Lines containing the string "title" are to be counted. Write only how many there are.

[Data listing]
___
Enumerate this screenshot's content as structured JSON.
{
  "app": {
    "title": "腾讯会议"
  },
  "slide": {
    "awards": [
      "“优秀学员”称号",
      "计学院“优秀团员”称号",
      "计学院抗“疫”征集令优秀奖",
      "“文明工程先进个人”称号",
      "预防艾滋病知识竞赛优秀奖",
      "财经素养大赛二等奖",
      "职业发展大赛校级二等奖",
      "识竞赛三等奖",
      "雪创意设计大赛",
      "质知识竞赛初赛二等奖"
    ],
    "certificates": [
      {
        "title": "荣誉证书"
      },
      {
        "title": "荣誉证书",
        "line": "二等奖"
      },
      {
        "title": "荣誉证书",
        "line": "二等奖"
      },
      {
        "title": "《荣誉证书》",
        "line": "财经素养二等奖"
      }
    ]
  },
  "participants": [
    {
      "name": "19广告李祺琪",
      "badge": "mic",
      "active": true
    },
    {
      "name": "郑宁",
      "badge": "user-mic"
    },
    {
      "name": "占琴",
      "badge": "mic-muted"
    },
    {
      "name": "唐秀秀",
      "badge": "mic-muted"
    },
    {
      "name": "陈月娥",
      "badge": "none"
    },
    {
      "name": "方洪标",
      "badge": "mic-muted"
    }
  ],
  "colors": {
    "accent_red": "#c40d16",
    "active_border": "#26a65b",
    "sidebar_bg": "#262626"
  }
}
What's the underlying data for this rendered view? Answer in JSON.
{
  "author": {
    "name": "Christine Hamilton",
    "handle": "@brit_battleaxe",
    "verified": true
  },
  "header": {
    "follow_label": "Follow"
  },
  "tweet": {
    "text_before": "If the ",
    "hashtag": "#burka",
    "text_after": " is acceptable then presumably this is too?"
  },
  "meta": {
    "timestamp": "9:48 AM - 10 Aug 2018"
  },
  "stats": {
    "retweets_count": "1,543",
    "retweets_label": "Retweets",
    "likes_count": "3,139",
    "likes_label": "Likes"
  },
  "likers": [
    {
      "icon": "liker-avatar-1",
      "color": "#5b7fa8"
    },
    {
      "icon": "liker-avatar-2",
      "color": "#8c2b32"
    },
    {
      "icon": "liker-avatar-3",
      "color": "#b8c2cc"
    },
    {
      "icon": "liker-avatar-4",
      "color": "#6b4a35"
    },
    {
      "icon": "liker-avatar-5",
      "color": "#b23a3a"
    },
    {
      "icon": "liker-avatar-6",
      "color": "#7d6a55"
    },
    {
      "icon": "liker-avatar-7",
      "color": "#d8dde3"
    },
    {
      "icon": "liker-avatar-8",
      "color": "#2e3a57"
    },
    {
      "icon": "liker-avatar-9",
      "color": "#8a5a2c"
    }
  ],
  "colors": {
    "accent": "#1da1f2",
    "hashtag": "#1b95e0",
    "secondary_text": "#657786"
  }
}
___
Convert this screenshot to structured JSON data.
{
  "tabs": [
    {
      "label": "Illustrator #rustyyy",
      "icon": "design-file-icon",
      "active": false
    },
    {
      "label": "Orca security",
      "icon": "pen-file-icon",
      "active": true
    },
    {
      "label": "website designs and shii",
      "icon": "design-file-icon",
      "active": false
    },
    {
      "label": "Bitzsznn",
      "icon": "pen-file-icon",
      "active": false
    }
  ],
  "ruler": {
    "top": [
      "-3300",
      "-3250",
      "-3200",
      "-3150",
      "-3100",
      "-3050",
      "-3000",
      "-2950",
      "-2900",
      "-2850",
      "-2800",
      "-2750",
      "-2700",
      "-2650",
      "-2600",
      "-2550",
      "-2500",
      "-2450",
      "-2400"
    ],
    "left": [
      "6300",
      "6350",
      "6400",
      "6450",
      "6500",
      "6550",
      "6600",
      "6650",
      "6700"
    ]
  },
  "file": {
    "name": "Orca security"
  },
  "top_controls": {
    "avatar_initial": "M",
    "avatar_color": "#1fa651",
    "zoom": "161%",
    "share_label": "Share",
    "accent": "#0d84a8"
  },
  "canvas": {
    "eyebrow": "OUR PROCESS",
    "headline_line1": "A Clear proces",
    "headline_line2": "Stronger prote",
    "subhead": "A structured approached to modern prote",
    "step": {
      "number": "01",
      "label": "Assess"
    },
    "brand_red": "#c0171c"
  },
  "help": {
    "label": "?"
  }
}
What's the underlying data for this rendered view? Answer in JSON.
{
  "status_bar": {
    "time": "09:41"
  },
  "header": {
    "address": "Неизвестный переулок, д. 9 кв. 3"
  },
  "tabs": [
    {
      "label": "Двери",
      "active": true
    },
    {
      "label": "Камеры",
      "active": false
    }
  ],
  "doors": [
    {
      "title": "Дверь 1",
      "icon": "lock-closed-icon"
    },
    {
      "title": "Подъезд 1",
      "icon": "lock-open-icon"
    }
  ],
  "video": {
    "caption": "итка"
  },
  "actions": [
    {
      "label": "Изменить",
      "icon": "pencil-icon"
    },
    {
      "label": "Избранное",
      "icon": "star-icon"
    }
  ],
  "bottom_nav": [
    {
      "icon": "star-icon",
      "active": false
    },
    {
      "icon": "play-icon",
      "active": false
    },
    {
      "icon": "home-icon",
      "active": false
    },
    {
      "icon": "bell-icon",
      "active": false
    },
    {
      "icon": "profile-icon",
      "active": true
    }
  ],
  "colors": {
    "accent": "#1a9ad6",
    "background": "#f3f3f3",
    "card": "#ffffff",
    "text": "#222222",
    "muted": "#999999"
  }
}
___
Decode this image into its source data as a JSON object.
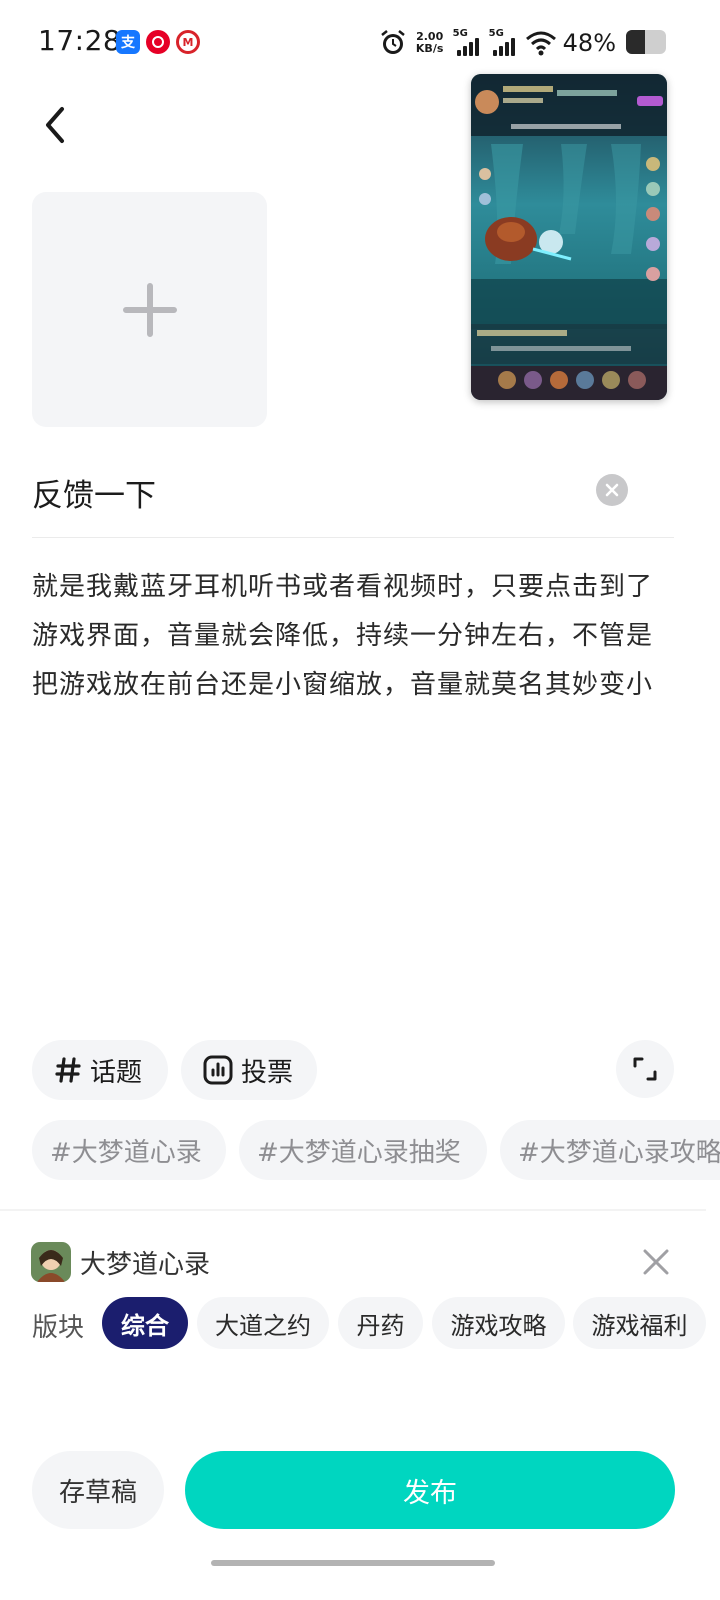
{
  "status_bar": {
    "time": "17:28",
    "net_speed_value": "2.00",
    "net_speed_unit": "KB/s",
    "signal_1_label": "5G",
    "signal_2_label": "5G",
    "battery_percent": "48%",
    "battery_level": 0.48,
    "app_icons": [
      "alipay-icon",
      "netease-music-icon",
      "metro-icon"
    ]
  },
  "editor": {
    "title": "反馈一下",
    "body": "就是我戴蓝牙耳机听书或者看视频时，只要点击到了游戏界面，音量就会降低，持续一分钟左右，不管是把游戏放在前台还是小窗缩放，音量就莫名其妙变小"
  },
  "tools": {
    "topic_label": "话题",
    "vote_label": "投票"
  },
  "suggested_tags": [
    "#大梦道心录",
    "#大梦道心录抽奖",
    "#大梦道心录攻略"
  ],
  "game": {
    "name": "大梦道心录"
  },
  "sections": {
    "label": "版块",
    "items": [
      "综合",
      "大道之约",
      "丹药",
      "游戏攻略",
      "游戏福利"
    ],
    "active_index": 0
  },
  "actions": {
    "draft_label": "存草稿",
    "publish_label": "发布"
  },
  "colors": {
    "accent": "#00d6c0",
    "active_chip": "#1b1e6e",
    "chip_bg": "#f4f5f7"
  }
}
___
§ Result of this task: 8